### REQUIREMENTS
Identify each line below that contains the word "light", and copy it out.

### SUPPLIED INFORMATION
>> START

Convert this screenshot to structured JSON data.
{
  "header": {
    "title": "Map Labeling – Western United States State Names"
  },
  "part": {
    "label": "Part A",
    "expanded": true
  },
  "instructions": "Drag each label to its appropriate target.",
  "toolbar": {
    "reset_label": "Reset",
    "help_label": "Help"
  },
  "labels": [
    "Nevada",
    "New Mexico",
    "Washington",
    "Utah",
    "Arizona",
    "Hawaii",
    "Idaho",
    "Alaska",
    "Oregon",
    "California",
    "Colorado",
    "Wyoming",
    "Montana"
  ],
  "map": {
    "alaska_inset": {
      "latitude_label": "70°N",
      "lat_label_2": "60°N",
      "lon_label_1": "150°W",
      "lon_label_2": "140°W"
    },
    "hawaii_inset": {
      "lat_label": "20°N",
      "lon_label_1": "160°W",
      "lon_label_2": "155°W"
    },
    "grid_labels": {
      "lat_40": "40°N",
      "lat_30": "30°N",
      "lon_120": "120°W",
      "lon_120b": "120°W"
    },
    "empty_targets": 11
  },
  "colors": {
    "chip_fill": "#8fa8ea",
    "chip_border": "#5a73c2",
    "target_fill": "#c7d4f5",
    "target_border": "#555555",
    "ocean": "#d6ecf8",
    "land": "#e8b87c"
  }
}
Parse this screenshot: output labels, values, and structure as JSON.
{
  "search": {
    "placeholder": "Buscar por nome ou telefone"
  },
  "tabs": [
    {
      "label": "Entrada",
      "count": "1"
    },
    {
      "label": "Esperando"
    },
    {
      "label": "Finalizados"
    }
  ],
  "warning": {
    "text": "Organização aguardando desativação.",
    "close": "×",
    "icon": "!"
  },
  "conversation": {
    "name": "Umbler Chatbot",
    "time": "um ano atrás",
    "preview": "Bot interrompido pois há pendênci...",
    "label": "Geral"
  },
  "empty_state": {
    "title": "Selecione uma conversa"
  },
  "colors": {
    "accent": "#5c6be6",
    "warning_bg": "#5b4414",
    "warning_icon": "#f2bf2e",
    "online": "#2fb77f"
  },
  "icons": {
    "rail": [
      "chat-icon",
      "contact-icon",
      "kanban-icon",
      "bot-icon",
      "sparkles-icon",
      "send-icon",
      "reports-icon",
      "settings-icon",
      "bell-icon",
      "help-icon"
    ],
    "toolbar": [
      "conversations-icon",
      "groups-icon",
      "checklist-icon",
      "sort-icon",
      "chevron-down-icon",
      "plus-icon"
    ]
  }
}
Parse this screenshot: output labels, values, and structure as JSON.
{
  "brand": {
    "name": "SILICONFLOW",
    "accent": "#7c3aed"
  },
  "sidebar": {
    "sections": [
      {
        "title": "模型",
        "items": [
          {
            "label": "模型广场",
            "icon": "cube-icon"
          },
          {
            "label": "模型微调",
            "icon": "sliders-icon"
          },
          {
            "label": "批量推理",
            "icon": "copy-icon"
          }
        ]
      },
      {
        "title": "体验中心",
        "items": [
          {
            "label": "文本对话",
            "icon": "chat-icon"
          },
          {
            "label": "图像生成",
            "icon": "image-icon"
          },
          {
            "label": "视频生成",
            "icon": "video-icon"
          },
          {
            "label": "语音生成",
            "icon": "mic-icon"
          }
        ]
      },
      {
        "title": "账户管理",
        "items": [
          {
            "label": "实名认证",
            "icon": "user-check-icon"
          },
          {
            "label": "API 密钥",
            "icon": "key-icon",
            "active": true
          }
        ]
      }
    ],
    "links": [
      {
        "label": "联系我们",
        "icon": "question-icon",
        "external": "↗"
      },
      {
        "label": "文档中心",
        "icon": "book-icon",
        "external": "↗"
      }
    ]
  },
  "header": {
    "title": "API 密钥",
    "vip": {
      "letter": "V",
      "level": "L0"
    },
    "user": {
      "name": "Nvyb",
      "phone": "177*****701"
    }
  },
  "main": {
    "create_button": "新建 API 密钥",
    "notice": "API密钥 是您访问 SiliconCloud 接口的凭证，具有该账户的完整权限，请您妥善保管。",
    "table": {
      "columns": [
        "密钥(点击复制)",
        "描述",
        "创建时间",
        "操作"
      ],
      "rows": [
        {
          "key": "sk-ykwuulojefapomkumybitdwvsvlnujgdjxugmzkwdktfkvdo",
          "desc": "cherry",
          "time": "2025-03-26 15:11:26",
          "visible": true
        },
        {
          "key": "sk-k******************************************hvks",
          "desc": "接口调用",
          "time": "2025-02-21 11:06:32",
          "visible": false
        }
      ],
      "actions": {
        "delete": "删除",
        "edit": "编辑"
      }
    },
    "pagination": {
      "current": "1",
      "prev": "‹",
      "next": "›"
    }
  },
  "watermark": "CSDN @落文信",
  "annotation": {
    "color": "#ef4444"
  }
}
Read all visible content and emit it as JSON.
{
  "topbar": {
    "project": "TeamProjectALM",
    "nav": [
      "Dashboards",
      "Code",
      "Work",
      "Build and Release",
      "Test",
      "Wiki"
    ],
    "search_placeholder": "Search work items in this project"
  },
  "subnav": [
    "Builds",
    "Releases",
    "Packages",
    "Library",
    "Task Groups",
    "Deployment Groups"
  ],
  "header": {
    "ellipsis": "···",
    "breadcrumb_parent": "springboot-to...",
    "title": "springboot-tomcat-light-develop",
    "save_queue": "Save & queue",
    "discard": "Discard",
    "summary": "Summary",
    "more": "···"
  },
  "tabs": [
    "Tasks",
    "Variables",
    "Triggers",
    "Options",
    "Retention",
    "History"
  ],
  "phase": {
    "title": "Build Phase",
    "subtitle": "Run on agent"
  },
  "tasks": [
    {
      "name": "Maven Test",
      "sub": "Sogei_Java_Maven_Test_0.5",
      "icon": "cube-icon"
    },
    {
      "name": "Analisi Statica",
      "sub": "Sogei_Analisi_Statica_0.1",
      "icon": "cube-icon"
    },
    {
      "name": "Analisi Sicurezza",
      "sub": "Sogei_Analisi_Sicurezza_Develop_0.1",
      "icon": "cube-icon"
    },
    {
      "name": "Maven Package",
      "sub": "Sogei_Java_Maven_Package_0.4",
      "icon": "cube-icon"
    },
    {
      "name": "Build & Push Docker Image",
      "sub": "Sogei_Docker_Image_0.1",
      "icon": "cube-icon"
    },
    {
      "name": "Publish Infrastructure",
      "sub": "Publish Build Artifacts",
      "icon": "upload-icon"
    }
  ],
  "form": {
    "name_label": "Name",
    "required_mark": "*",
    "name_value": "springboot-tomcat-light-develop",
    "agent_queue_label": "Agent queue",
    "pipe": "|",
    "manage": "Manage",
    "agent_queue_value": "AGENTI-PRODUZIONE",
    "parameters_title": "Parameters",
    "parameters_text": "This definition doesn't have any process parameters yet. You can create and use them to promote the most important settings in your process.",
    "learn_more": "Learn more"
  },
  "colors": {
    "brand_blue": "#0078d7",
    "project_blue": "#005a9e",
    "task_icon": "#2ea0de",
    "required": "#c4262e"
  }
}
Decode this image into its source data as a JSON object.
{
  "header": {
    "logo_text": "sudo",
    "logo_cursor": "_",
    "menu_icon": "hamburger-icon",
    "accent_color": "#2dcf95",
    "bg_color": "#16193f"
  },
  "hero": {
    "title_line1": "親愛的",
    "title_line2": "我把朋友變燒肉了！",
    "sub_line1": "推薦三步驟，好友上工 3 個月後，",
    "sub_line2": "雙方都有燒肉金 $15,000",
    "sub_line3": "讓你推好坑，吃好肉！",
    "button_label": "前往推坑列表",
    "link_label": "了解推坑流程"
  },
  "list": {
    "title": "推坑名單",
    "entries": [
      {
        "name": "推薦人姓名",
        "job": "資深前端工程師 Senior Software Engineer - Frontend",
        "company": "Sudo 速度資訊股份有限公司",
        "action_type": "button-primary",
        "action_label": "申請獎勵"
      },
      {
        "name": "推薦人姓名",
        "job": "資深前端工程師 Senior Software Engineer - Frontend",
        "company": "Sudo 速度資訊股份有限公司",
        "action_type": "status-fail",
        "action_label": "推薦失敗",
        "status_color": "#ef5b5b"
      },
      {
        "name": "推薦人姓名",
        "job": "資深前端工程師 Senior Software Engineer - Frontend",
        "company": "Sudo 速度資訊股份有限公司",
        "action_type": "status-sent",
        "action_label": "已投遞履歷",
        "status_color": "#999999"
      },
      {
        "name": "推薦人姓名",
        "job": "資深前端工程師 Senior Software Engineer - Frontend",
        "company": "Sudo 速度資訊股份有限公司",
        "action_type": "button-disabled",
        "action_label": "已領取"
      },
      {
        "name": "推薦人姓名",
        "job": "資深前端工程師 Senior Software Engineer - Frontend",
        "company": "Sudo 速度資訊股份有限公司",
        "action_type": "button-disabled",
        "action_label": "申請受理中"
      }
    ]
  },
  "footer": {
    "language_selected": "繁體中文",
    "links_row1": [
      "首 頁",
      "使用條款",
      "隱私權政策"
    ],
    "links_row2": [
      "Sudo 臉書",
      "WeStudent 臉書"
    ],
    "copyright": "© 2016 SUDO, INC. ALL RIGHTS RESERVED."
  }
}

>> END

### TASK OUTPUT
    "title": "springboot-tomcat-light-develop",
    "name_value": "springboot-tomcat-light-develop",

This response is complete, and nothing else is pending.